# DO THIS:
From the entries below, copy every line that holds the word "path".

────────────────────────────────────────

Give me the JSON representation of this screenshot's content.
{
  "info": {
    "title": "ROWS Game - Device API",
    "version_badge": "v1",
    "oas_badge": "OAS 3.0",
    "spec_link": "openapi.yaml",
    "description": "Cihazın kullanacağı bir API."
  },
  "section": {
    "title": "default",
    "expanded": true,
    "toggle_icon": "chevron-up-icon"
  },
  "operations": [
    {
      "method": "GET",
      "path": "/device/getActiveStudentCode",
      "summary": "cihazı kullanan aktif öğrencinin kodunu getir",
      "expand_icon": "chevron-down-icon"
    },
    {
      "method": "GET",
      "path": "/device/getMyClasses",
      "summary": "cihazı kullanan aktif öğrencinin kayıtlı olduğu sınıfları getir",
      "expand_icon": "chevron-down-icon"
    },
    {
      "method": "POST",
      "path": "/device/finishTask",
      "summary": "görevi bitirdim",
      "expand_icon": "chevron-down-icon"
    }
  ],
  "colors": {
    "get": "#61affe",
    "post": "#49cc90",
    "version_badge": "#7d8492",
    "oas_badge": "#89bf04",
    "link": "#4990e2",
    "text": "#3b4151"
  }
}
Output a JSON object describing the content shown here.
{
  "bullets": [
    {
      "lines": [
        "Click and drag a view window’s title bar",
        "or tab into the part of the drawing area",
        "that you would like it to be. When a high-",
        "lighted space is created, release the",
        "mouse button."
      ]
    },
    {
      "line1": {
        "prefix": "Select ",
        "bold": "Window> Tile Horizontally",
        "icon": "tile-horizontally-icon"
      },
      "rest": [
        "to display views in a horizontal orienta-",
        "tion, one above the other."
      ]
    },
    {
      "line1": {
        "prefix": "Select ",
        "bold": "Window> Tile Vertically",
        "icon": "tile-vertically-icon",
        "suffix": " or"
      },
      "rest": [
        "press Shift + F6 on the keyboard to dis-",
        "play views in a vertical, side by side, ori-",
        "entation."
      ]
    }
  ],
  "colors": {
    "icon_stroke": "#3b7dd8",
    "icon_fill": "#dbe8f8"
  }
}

────────────────────────────────────────

# SOLUTION TO THIS PROBLEM:
      "path": "/device/getActiveStudentCode",
      "path": "/device/getMyClasses",
      "path": "/device/finishTask",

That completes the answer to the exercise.